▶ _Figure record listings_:
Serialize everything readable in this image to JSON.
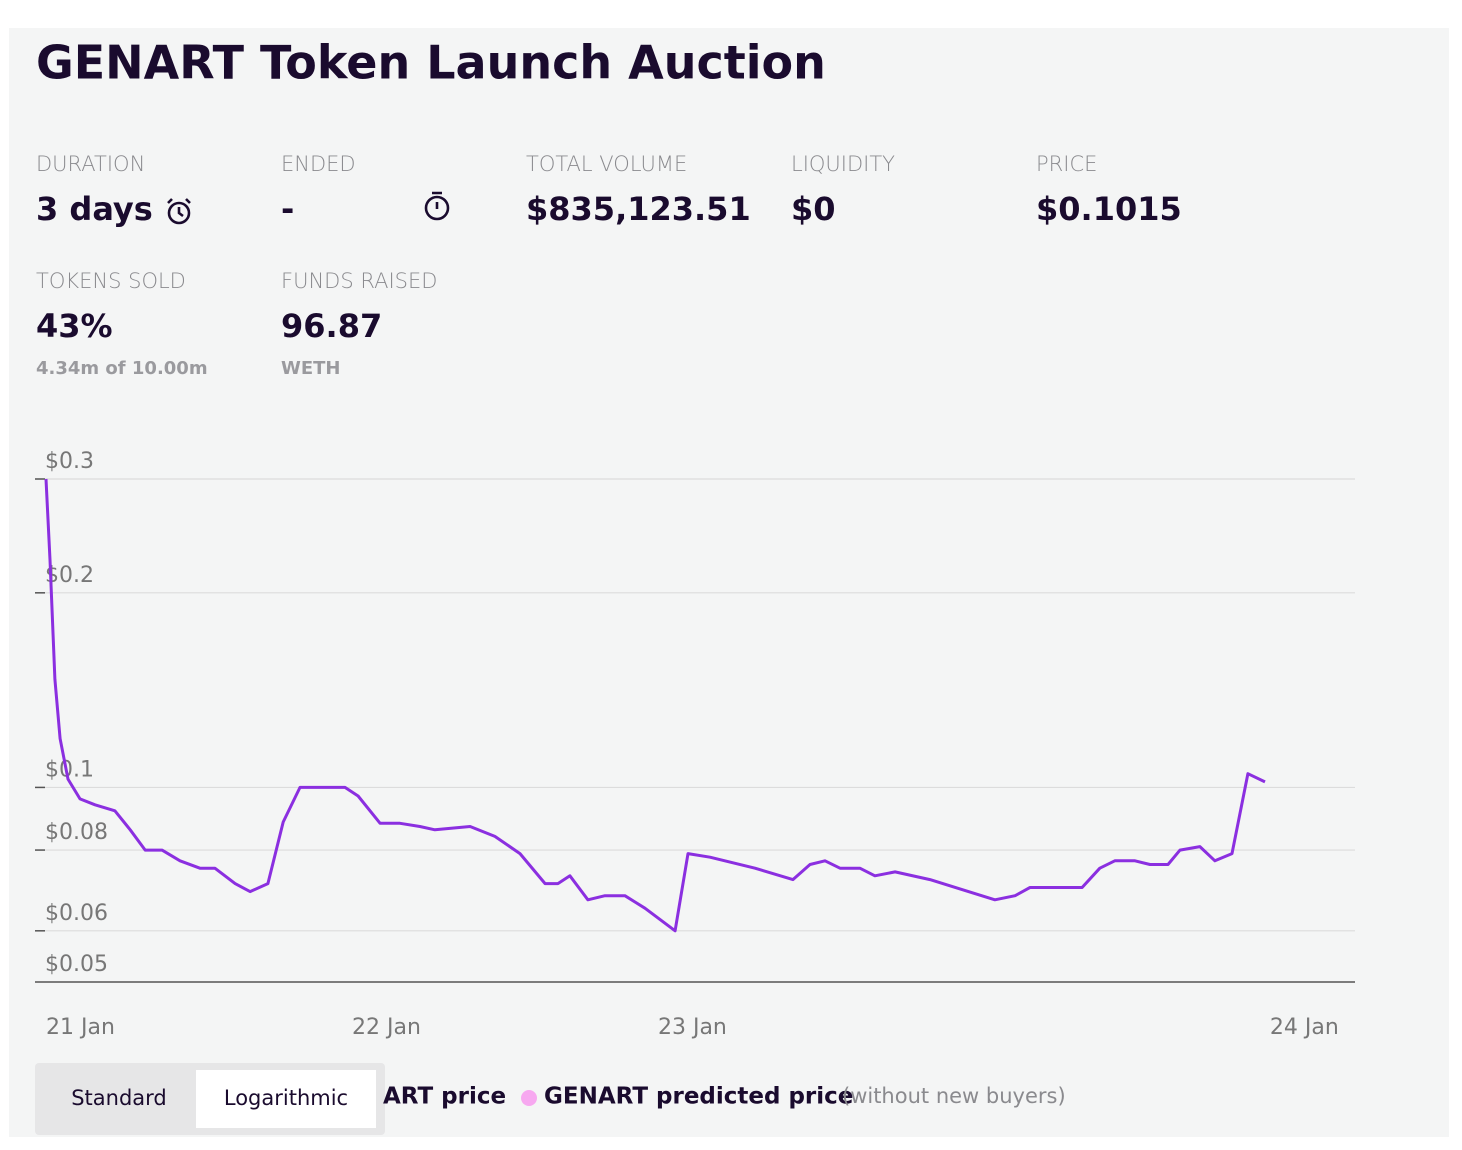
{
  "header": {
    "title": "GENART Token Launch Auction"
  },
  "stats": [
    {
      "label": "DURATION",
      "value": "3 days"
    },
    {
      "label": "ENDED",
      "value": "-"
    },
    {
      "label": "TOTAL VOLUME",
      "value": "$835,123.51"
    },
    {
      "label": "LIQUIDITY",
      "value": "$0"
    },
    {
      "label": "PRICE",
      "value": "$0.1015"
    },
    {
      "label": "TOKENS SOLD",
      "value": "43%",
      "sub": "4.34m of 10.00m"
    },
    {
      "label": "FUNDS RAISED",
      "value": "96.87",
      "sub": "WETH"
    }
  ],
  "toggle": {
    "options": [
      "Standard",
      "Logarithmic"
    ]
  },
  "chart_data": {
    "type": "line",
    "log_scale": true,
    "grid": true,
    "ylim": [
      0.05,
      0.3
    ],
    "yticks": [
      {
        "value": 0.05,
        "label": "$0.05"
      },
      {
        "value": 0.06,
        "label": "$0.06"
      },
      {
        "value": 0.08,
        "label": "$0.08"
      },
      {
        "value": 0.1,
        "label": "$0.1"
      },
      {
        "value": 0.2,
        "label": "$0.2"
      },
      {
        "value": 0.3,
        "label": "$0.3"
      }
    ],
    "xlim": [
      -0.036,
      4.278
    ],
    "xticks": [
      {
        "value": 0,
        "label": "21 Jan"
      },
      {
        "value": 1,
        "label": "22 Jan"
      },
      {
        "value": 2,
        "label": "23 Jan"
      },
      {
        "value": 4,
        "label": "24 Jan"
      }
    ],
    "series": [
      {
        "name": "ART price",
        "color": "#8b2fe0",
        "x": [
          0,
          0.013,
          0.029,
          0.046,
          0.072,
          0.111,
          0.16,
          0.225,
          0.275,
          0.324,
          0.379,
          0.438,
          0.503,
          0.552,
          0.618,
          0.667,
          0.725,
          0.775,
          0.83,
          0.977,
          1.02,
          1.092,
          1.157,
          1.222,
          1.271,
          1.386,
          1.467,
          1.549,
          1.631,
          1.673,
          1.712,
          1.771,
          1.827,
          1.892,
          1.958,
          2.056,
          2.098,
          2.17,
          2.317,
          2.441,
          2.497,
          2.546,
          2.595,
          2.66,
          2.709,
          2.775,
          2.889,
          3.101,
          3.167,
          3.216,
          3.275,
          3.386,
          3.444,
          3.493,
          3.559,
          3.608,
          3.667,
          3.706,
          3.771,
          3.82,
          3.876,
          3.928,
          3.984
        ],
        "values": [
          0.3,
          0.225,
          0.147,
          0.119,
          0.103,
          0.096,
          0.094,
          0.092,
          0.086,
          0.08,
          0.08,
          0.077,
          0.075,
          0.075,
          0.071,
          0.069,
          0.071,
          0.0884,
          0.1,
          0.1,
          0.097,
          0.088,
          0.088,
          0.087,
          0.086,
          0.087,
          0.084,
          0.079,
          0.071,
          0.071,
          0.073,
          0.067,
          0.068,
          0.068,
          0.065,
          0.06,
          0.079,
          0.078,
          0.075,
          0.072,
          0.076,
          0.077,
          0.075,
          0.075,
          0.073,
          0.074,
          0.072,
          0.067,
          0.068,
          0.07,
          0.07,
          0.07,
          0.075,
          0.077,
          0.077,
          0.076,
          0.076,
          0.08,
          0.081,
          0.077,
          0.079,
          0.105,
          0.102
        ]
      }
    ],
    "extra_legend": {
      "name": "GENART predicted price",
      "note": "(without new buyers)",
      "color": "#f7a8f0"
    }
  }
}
---
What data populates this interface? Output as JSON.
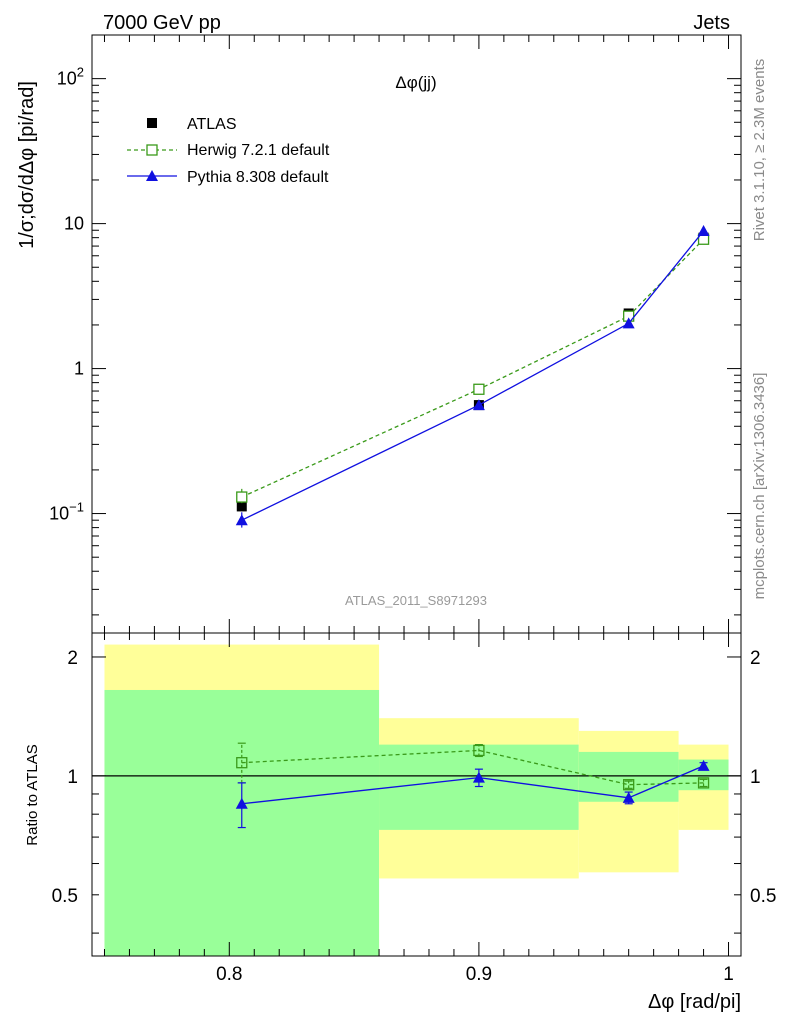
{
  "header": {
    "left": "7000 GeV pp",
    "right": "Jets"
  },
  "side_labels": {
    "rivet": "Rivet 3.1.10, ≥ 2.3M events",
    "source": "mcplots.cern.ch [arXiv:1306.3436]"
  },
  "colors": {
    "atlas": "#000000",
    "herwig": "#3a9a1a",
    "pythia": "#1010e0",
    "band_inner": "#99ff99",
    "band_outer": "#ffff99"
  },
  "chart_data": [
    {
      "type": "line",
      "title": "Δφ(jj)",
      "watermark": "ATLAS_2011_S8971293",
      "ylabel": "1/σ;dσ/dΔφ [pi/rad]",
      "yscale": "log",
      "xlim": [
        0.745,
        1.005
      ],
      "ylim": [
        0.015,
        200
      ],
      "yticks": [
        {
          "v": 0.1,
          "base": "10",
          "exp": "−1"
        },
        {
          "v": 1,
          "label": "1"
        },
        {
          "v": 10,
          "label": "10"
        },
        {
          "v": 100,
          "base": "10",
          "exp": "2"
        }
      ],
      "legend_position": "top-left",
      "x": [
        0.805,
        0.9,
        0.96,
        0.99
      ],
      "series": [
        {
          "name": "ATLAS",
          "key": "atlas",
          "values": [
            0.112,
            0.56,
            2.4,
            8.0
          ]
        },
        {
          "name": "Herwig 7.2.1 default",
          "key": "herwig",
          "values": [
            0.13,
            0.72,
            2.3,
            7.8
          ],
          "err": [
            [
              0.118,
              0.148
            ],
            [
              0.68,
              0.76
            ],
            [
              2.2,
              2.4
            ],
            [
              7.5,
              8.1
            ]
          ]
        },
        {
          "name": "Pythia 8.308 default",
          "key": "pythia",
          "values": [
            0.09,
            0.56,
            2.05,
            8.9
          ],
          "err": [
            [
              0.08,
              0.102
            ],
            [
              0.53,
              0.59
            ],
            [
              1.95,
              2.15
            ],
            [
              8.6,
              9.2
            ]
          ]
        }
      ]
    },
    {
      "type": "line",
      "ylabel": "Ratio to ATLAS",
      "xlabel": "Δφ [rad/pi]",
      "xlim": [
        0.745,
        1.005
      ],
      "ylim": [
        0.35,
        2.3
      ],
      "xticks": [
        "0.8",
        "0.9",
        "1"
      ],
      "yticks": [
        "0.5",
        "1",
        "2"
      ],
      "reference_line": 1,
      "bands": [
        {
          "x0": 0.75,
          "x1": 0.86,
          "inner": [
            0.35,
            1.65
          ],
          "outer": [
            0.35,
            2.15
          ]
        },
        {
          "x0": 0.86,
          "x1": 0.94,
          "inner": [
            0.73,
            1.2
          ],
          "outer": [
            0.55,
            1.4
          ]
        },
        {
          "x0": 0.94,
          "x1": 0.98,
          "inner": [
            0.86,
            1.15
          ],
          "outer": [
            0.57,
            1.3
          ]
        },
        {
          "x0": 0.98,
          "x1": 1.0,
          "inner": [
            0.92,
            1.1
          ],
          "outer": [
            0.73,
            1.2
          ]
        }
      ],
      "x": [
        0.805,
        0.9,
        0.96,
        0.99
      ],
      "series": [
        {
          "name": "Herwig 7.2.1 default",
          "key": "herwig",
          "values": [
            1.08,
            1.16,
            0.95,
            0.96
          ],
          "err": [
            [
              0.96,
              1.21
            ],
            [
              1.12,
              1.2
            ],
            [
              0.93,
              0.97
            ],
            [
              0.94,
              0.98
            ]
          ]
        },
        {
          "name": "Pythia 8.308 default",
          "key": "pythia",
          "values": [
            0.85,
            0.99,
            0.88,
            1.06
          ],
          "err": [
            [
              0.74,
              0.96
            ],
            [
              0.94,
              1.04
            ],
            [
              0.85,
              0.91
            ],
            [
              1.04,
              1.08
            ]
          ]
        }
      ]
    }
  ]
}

▶ _Brief_: Check each line of these records for the string "JSON" and state only how many lines have it.

▶ _Written solution_: 2